### Goal of the exercise
Reproduce all the entries precisely.

### Extracted material
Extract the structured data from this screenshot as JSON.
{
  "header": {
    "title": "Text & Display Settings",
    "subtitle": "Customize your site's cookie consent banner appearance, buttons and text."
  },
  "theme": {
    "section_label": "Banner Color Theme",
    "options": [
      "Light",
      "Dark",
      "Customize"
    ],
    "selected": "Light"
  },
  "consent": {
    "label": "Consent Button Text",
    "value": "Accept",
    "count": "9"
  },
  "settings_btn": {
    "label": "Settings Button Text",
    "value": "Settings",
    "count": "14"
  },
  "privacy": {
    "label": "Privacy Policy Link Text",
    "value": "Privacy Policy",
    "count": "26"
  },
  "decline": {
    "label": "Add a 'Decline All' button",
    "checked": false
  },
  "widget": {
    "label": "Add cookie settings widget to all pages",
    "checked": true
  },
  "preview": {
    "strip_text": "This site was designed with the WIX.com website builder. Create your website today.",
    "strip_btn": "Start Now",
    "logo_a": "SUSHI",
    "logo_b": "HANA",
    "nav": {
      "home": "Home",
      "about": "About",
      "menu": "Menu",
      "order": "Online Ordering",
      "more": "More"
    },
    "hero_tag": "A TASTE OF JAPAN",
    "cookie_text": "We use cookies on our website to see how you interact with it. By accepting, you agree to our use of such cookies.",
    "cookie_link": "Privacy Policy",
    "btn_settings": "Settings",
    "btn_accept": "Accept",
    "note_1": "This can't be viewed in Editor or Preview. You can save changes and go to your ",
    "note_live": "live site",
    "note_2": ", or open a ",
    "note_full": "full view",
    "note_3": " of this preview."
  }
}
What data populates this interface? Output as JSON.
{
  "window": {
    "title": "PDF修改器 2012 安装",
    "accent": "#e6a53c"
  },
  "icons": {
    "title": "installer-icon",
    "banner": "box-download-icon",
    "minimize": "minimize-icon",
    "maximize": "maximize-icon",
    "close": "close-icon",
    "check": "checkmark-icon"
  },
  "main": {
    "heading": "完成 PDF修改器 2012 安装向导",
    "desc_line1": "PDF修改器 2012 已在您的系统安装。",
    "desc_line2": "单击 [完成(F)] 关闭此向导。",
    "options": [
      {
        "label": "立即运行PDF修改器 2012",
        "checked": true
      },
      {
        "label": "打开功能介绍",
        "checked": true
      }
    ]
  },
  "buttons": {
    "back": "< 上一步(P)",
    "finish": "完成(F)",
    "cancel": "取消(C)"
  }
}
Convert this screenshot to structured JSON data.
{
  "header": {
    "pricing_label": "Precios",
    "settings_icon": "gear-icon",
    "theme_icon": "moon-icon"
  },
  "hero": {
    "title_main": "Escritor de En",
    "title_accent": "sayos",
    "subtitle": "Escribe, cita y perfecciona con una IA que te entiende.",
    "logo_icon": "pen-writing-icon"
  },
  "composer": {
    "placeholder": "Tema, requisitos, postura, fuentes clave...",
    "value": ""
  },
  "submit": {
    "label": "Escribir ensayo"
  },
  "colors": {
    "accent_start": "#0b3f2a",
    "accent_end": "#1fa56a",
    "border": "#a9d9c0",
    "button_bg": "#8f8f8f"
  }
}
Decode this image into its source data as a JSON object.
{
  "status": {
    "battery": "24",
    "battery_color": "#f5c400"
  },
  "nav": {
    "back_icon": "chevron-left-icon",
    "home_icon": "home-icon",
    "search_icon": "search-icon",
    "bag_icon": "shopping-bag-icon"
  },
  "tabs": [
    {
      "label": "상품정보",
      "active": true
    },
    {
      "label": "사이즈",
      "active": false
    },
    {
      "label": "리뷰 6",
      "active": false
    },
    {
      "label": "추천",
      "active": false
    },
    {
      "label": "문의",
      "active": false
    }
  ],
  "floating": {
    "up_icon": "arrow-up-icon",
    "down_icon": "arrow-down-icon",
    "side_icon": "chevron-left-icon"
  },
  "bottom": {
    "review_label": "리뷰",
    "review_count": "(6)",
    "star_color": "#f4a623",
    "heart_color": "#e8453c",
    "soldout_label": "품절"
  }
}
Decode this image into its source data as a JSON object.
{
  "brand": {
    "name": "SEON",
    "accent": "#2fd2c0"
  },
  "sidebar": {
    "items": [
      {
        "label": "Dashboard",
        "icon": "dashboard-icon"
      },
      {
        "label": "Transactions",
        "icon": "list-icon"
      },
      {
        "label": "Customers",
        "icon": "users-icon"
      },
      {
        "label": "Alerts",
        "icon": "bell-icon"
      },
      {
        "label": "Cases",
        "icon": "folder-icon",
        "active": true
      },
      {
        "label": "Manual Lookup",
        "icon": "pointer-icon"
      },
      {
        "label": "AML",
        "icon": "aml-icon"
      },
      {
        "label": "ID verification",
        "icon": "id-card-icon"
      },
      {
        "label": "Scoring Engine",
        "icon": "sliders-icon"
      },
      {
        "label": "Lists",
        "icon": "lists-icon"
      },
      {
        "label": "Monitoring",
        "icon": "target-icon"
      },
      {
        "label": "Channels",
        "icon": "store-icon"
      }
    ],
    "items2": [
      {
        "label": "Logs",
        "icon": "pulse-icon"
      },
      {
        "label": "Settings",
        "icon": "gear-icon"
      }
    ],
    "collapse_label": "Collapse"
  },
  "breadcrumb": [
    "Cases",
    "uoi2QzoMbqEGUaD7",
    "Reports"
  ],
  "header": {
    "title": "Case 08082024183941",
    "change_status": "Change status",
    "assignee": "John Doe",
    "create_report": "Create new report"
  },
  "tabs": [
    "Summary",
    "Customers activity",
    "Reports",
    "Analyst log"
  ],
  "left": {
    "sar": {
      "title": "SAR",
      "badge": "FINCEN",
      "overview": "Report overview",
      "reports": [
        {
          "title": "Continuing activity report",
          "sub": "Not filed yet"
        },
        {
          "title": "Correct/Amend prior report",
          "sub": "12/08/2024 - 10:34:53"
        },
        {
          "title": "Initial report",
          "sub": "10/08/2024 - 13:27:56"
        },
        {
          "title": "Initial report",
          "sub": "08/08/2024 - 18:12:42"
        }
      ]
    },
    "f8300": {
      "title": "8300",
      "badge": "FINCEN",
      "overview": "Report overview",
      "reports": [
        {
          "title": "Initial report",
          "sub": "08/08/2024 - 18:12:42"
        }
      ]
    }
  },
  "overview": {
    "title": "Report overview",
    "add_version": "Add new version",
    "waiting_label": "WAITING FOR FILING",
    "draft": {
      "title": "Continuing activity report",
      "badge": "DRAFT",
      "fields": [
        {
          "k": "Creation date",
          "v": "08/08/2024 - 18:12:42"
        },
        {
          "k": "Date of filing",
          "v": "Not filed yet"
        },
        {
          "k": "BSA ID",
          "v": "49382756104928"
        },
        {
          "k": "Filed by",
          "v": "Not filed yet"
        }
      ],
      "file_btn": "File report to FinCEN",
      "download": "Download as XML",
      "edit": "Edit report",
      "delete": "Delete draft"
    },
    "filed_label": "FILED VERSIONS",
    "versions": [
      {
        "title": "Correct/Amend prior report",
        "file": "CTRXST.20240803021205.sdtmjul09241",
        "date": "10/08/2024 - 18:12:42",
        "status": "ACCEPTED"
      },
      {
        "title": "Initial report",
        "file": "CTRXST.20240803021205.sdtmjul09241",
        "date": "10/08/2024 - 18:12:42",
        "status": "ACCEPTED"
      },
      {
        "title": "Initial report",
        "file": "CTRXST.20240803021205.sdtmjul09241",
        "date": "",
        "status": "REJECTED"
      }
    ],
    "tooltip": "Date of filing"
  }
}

### Written answer
Extract the structured data from this screenshot as JSON.
{
  "header": {
    "title": "Text & Display Settings",
    "subtitle": "Customize your site's cookie consent banner appearance, buttons and text."
  },
  "theme": {
    "section_label": "Banner Color Theme",
    "options": [
      "Light",
      "Dark",
      "Customize"
    ],
    "selected": "Light"
  },
  "consent": {
    "label": "Consent Button Text",
    "value": "Accept",
    "count": "9"
  },
  "settings_btn": {
    "label": "Settings Button Text",
    "value": "Settings",
    "count": "14"
  },
  "privacy": {
    "label": "Privacy Policy Link Text",
    "value": "Privacy Policy",
    "count": "26"
  },
  "decline": {
    "label": "Add a 'Decline All' button",
    "checked": false
  },
  "widget": {
    "label": "Add cookie settings widget to all pages",
    "checked": true
  },
  "preview": {
    "strip_text": "This site was designed with the WIX.com website builder. Create your website today.",
    "strip_btn": "Start Now",
    "logo_a": "SUSHI",
    "logo_b": "HANA",
    "nav": {
      "home": "Home",
      "about": "About",
      "menu": "Menu",
      "order": "Online Ordering",
      "more": "More"
    },
    "hero_tag": "A TASTE OF JAPAN",
    "cookie_text": "We use cookies on our website to see how you interact with it. By accepting, you agree to our use of such cookies.",
    "cookie_link": "Privacy Policy",
    "btn_settings": "Settings",
    "btn_accept": "Accept",
    "note_1": "This can't be viewed in Editor or Preview. You can save changes and go to your ",
    "note_live": "live site",
    "note_2": ", or open a ",
    "note_full": "full view",
    "note_3": " of this preview."
  }
}
What data populates this interface? Output as JSON.
{
  "window": {
    "title": "PDF修改器 2012 安装",
    "accent": "#e6a53c"
  },
  "icons": {
    "title": "installer-icon",
    "banner": "box-download-icon",
    "minimize": "minimize-icon",
    "maximize": "maximize-icon",
    "close": "close-icon",
    "check": "checkmark-icon"
  },
  "main": {
    "heading": "完成 PDF修改器 2012 安装向导",
    "desc_line1": "PDF修改器 2012 已在您的系统安装。",
    "desc_line2": "单击 [完成(F)] 关闭此向导。",
    "options": [
      {
        "label": "立即运行PDF修改器 2012",
        "checked": true
      },
      {
        "label": "打开功能介绍",
        "checked": true
      }
    ]
  },
  "buttons": {
    "back": "< 上一步(P)",
    "finish": "完成(F)",
    "cancel": "取消(C)"
  }
}
Convert this screenshot to structured JSON data.
{
  "header": {
    "pricing_label": "Precios",
    "settings_icon": "gear-icon",
    "theme_icon": "moon-icon"
  },
  "hero": {
    "title_main": "Escritor de En",
    "title_accent": "sayos",
    "subtitle": "Escribe, cita y perfecciona con una IA que te entiende.",
    "logo_icon": "pen-writing-icon"
  },
  "composer": {
    "placeholder": "Tema, requisitos, postura, fuentes clave...",
    "value": ""
  },
  "submit": {
    "label": "Escribir ensayo"
  },
  "colors": {
    "accent_start": "#0b3f2a",
    "accent_end": "#1fa56a",
    "border": "#a9d9c0",
    "button_bg": "#8f8f8f"
  }
}
Decode this image into its source data as a JSON object.
{
  "status": {
    "battery": "24",
    "battery_color": "#f5c400"
  },
  "nav": {
    "back_icon": "chevron-left-icon",
    "home_icon": "home-icon",
    "search_icon": "search-icon",
    "bag_icon": "shopping-bag-icon"
  },
  "tabs": [
    {
      "label": "상품정보",
      "active": true
    },
    {
      "label": "사이즈",
      "active": false
    },
    {
      "label": "리뷰 6",
      "active": false
    },
    {
      "label": "추천",
      "active": false
    },
    {
      "label": "문의",
      "active": false
    }
  ],
  "floating": {
    "up_icon": "arrow-up-icon",
    "down_icon": "arrow-down-icon",
    "side_icon": "chevron-left-icon"
  },
  "bottom": {
    "review_label": "리뷰",
    "review_count": "(6)",
    "star_color": "#f4a623",
    "heart_color": "#e8453c",
    "soldout_label": "품절"
  }
}
Decode this image into its source data as a JSON object.
{
  "brand": {
    "name": "SEON",
    "accent": "#2fd2c0"
  },
  "sidebar": {
    "items": [
      {
        "label": "Dashboard",
        "icon": "dashboard-icon"
      },
      {
        "label": "Transactions",
        "icon": "list-icon"
      },
      {
        "label": "Customers",
        "icon": "users-icon"
      },
      {
        "label": "Alerts",
        "icon": "bell-icon"
      },
      {
        "label": "Cases",
        "icon": "folder-icon",
        "active": true
      },
      {
        "label": "Manual Lookup",
        "icon": "pointer-icon"
      },
      {
        "label": "AML",
        "icon": "aml-icon"
      },
      {
        "label": "ID verification",
        "icon": "id-card-icon"
      },
      {
        "label": "Scoring Engine",
        "icon": "sliders-icon"
      },
      {
        "label": "Lists",
        "icon": "lists-icon"
      },
      {
        "label": "Monitoring",
        "icon": "target-icon"
      },
      {
        "label": "Channels",
        "icon": "store-icon"
      }
    ],
    "items2": [
      {
        "label": "Logs",
        "icon": "pulse-icon"
      },
      {
        "label": "Settings",
        "icon": "gear-icon"
      }
    ],
    "collapse_label": "Collapse"
  },
  "breadcrumb": [
    "Cases",
    "uoi2QzoMbqEGUaD7",
    "Reports"
  ],
  "header": {
    "title": "Case 08082024183941",
    "change_status": "Change status",
    "assignee": "John Doe",
    "create_report": "Create new report"
  },
  "tabs": [
    "Summary",
    "Customers activity",
    "Reports",
    "Analyst log"
  ],
  "left": {
    "sar": {
      "title": "SAR",
      "badge": "FINCEN",
      "overview": "Report overview",
      "reports": [
        {
          "title": "Continuing activity report",
          "sub": "Not filed yet"
        },
        {
          "title": "Correct/Amend prior report",
          "sub": "12/08/2024 - 10:34:53"
        },
        {
          "title": "Initial report",
          "sub": "10/08/2024 - 13:27:56"
        },
        {
          "title": "Initial report",
          "sub": "08/08/2024 - 18:12:42"
        }
      ]
    },
    "f8300": {
      "title": "8300",
      "badge": "FINCEN",
      "overview": "Report overview",
      "reports": [
        {
          "title": "Initial report",
          "sub": "08/08/2024 - 18:12:42"
        }
      ]
    }
  },
  "overview": {
    "title": "Report overview",
    "add_version": "Add new version",
    "waiting_label": "WAITING FOR FILING",
    "draft": {
      "title": "Continuing activity report",
      "badge": "DRAFT",
      "fields": [
        {
          "k": "Creation date",
          "v": "08/08/2024 - 18:12:42"
        },
        {
          "k": "Date of filing",
          "v": "Not filed yet"
        },
        {
          "k": "BSA ID",
          "v": "49382756104928"
        },
        {
          "k": "Filed by",
          "v": "Not filed yet"
        }
      ],
      "file_btn": "File report to FinCEN",
      "download": "Download as XML",
      "edit": "Edit report",
      "delete": "Delete draft"
    },
    "filed_label": "FILED VERSIONS",
    "versions": [
      {
        "title": "Correct/Amend prior report",
        "file": "CTRXST.20240803021205.sdtmjul09241",
        "date": "10/08/2024 - 18:12:42",
        "status": "ACCEPTED"
      },
      {
        "title": "Initial report",
        "file": "CTRXST.20240803021205.sdtmjul09241",
        "date": "10/08/2024 - 18:12:42",
        "status": "ACCEPTED"
      },
      {
        "title": "Initial report",
        "file": "CTRXST.20240803021205.sdtmjul09241",
        "date": "",
        "status": "REJECTED"
      }
    ],
    "tooltip": "Date of filing"
  }
}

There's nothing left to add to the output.